● O QUE SE PEDE
Responda às perguntas abaixo usando o texto sobre 1984:
1. Que pseudônimo Eric Arthur Blair usou por muito tempo?
2. Em que lugar se passa a história do livro?
3. Que nome Orwell dá ao aparelho que vigia Winston?
====== DOCUMENTO
Baseado no livro 1984, o referido texto tem como um de seus objetivos demonstrar  parte da força e significado dessa obra escrita durante o século XX, mas que foi indispensável  para a reflexão de toda a humanidade. Assim, a sua análise é feita com o enfoque na construção  da narrativa histórica em um ambiente dotado de autoritarismo e seus reflexos em uma  sociedade adoecida. O escritor Eric Arthur Blair, que utilizou durante muito tempo o pseudônimo George Orwell, aborda temáticas caras de forma singular. Dessa maneira, 1984 trataria de uma distopia supostamente não tão distante da realidade em que o autor vivia, pois  era alicerçada em questões sociais próximas.  

Nesse sentido, o contexto histórico no qual Orwell se encontrava teve uma influência  decisiva para a formação de seu livro, já que o mundo havia acabado de passar por problemas  surpreendentes, justamente com o Totalitarismo. Logo, questões danosas para esse momento, como censura, tentativa de apagamento histórico e formas de controle aparecem em 1984 de modo explícito e bem fundamentado em boa parte da trama. Diante disso, o autor consegue causar  no leitor um sentimento de incômodo e empatia para com os personagens, porque a obra  alimenta o sentimento de reconhecimento e medo do que aconteceu nesse caso na ficção, mas a qualquer momento poderia se tornar real. 

A história se passa no que havia restado da cidade de Londres em 1984 depois de  sucessivas guerras e oferece o personagem principal Winston, no qual vivia em uma situação  medíocre dotada de momentos narrados como desprezíveis. Posto isso, é através de sua vida que o escritor destrincha os acontecimentos mais significativos destacados em sua escrita.  Winston era vigiado durante praticamente todo o tempo pelo que Orwell vai chamar de  “Teletela”, que consegue capitar os seus movimentos de maneira instantânea e até mesmo se  comunicar com o personagem. Além disso, os seus passos fora do ambiente domiciliar são  altamente controlados por vigilâncias do Partido.  

Inicialmente, ao abordar uma afronta de Winston a tudo o que ele passava e seus medos, Orwell traz o que pode ser considerado como um verdadeiro “divisor de águas” em sua obra: a decisão do personagem de escrever um diário. A partir do momento em que ele começa a organizar  (mesmo com dificuldade) suas ideias em um papel, suas inquietações se multiplicam e ocorre  uma certa modificação no teor da obra. Dessa maneira, a simbologia do diário pode trazer  questões essenciais para o debate Histórico, pois agora não apenas o Partido teria uma versão  documental da realidade, Winston também possuía. No entanto, por se tratar de um período de  exceção, não poderia saber até quando.
============
====== DADOS BRUTOS
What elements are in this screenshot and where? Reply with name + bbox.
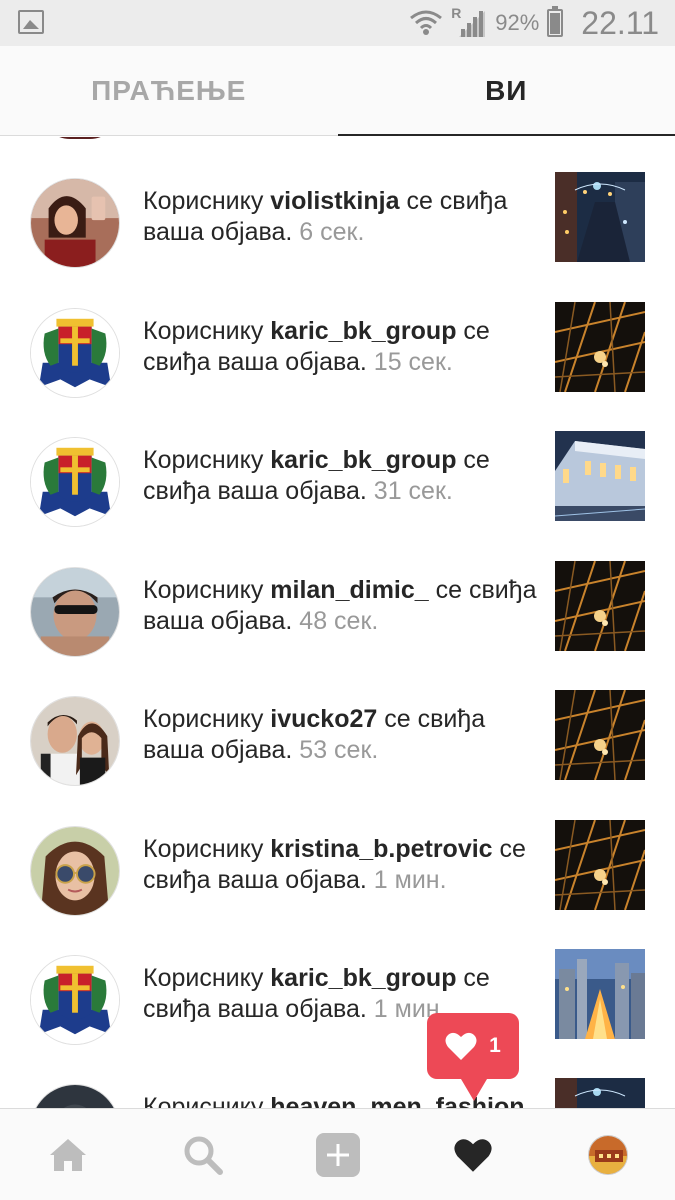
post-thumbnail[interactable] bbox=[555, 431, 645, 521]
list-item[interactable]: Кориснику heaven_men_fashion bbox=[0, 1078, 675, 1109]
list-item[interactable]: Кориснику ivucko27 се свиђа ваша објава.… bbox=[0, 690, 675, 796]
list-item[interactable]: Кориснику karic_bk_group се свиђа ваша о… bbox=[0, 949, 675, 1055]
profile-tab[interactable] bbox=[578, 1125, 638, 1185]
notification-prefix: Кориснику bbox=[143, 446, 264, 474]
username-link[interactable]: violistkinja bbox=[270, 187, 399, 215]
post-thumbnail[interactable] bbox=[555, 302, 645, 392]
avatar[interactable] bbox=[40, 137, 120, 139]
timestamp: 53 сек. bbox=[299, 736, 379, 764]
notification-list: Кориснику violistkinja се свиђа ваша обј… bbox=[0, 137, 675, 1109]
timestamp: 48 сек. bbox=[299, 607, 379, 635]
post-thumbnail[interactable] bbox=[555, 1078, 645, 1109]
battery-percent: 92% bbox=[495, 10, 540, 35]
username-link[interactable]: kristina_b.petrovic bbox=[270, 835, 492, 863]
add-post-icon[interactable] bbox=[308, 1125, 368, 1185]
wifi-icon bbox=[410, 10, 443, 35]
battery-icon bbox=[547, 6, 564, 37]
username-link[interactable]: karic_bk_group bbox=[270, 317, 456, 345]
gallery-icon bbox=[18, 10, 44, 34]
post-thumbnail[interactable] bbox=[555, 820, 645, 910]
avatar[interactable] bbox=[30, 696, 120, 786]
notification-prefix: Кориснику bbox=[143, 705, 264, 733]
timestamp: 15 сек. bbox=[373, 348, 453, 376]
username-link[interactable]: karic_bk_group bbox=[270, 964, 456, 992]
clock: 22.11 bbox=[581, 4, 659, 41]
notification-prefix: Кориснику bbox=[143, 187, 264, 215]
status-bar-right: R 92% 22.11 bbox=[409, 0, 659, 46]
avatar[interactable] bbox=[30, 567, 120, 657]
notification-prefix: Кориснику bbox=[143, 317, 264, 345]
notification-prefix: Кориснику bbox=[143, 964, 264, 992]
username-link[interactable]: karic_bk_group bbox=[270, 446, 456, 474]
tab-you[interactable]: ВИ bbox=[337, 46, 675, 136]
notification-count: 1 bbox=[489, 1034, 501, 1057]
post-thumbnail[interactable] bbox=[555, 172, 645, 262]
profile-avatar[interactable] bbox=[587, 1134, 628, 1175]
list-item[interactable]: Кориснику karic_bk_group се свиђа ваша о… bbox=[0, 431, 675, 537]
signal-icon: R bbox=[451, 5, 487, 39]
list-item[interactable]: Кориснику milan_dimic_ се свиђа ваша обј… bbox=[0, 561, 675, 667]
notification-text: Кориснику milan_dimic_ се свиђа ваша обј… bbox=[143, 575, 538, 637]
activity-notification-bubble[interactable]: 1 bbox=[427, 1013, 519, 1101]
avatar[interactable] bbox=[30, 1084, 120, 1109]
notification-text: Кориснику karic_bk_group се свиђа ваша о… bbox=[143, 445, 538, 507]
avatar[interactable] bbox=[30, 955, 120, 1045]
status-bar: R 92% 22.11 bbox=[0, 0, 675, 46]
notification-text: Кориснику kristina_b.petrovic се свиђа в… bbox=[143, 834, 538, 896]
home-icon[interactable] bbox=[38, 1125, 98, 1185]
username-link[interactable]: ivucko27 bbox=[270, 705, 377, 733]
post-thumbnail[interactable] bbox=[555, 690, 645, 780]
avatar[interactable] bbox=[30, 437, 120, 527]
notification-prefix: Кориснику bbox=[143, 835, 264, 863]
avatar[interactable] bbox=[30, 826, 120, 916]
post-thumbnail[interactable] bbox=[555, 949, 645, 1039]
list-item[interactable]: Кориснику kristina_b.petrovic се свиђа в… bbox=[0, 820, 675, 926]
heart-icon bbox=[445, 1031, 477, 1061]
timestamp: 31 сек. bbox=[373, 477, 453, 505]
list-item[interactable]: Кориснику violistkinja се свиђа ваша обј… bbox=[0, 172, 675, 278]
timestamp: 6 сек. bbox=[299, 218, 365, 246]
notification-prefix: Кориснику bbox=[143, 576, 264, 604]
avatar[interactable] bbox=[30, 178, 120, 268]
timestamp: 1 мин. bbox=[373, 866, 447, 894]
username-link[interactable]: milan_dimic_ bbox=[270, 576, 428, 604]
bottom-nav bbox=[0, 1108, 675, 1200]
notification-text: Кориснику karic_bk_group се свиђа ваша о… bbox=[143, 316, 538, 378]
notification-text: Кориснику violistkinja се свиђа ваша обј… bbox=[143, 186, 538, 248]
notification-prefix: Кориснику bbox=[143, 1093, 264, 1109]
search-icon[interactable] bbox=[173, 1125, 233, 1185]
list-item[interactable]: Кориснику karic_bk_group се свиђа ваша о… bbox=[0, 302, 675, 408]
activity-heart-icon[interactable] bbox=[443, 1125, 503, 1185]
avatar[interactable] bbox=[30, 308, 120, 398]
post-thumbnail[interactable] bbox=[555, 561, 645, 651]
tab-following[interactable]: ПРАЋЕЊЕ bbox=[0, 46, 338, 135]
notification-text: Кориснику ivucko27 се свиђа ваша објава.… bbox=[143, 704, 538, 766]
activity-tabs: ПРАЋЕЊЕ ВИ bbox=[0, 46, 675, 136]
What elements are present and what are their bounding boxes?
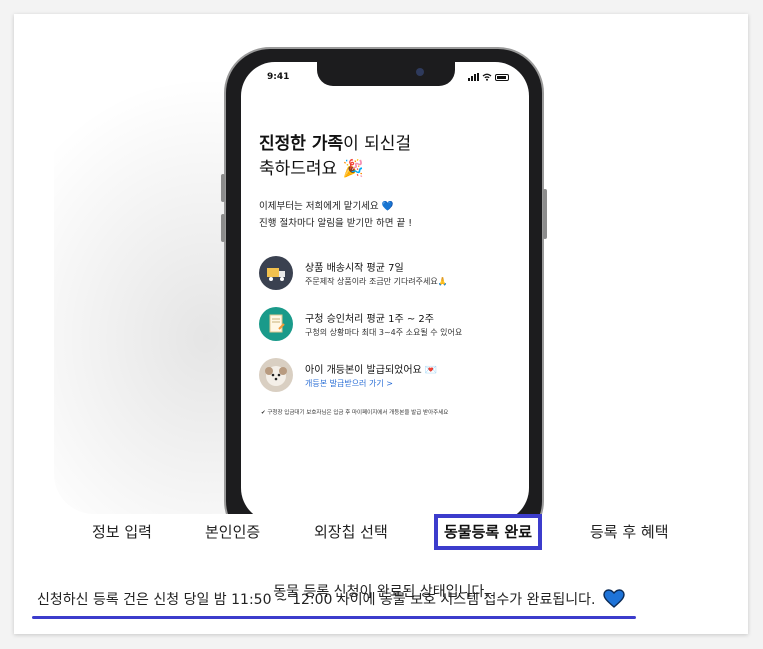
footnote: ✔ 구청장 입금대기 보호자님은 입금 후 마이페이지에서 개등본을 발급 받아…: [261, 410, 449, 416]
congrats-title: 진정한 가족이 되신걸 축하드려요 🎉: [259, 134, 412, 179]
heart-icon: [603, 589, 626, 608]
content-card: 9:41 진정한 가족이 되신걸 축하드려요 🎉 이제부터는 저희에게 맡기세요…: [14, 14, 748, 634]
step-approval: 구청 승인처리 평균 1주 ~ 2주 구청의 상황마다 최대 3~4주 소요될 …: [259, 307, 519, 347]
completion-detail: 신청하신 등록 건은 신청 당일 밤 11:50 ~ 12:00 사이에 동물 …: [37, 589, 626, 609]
============
● RESPOSTA
1. George Orwell.
2. No que havia restado da cidade de Londres em 1984, depois de sucessivas guerras.
3. Teletela.